▸ Material for this exercise:
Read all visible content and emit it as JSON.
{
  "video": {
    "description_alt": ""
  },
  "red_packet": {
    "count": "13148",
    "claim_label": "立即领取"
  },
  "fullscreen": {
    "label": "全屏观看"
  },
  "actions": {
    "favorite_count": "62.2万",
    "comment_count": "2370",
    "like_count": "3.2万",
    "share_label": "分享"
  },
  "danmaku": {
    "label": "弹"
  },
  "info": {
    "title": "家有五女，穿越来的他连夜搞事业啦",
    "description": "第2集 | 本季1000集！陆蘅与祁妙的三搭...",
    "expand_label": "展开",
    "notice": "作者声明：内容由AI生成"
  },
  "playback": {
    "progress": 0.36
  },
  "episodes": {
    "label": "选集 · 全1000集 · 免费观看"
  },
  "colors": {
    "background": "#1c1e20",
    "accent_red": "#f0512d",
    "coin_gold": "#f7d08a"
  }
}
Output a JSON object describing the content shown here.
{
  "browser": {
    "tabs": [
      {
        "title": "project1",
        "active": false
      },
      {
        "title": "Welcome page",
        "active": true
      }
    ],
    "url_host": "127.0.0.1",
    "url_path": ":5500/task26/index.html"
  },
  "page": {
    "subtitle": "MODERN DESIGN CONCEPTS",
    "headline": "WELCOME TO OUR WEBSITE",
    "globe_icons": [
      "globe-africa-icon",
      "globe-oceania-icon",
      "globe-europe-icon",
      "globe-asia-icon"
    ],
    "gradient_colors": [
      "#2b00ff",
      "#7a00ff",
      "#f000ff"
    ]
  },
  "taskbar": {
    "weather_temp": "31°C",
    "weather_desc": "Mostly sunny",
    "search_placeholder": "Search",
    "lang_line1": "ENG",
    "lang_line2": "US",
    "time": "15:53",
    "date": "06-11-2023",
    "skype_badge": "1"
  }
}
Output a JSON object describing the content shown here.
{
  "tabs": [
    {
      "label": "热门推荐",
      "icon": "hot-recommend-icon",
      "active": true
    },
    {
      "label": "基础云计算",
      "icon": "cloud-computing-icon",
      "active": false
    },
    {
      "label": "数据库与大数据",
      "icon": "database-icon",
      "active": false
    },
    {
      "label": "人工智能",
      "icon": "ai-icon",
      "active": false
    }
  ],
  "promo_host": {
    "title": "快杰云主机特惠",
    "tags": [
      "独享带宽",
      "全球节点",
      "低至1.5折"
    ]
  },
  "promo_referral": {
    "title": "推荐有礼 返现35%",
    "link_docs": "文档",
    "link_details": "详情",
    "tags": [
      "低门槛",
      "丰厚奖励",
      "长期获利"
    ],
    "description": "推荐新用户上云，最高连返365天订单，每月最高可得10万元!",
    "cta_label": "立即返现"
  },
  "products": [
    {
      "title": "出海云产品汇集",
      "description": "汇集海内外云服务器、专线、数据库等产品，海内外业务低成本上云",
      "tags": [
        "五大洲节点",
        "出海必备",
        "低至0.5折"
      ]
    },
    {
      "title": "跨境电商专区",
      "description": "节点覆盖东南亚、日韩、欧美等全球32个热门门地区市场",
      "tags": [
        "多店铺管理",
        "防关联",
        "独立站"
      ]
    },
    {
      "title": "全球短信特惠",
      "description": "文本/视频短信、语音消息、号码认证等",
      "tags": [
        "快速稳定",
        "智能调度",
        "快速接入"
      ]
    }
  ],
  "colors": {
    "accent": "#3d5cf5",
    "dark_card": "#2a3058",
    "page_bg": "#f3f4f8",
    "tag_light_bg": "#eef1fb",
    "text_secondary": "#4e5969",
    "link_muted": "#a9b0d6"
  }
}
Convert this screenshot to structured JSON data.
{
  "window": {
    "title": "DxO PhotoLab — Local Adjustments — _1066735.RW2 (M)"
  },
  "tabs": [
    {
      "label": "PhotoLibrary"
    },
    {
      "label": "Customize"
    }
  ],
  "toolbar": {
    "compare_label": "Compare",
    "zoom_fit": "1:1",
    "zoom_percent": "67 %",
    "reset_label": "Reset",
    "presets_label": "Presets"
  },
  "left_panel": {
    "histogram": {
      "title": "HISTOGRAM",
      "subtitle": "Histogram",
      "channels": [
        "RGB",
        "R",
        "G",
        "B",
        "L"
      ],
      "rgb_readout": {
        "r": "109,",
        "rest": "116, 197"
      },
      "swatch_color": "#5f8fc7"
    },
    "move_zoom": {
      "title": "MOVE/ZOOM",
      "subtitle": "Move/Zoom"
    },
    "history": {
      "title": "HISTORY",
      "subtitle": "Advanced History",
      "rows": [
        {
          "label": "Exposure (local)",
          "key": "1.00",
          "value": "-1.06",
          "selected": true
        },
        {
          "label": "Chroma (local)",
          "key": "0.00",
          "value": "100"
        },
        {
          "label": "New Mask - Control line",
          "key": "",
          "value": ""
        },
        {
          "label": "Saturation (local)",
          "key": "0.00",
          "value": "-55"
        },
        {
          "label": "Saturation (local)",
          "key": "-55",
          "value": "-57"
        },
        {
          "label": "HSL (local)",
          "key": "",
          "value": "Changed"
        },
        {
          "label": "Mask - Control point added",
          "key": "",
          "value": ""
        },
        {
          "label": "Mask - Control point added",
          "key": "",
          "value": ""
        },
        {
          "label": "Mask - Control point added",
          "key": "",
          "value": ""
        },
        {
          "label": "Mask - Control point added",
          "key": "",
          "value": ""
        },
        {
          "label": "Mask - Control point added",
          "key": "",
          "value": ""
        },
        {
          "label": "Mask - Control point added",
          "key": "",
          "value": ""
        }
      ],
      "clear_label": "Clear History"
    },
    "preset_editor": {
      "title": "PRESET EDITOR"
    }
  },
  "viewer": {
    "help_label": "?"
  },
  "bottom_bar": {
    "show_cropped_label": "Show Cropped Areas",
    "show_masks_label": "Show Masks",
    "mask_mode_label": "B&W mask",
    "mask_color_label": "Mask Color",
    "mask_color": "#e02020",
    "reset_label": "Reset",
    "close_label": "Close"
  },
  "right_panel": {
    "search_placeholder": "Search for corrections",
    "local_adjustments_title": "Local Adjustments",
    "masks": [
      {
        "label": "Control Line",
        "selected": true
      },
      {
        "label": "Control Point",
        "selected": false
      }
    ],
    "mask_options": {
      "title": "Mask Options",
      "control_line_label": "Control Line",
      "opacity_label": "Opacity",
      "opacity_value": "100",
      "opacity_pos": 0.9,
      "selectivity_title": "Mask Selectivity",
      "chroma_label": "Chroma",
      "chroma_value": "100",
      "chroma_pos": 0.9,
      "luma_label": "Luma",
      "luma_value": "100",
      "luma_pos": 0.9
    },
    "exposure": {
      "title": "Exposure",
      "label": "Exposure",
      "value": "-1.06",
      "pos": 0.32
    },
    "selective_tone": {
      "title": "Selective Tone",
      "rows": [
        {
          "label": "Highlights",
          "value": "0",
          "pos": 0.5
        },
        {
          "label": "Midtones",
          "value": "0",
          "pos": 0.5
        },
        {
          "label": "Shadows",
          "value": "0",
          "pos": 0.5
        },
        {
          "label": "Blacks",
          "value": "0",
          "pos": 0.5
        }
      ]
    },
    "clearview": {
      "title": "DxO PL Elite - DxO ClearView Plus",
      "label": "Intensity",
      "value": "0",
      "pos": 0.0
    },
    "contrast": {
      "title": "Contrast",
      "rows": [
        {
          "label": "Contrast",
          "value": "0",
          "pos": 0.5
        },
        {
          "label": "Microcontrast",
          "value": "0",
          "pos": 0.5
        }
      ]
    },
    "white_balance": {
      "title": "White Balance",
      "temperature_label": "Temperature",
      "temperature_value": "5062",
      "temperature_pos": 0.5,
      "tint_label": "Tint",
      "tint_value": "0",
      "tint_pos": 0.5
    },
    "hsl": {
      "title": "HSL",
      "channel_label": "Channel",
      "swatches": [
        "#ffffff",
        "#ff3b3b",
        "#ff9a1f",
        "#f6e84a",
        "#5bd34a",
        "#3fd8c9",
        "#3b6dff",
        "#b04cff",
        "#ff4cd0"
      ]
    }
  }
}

▸ Aim: Take each line of the material that contains the word "Adjustments" and list it.

▸ Result below:
    "title": "DxO PhotoLab — Local Adjustments — _1066735.RW2 (M)"
    "local_adjustments_title": "Local Adjustments",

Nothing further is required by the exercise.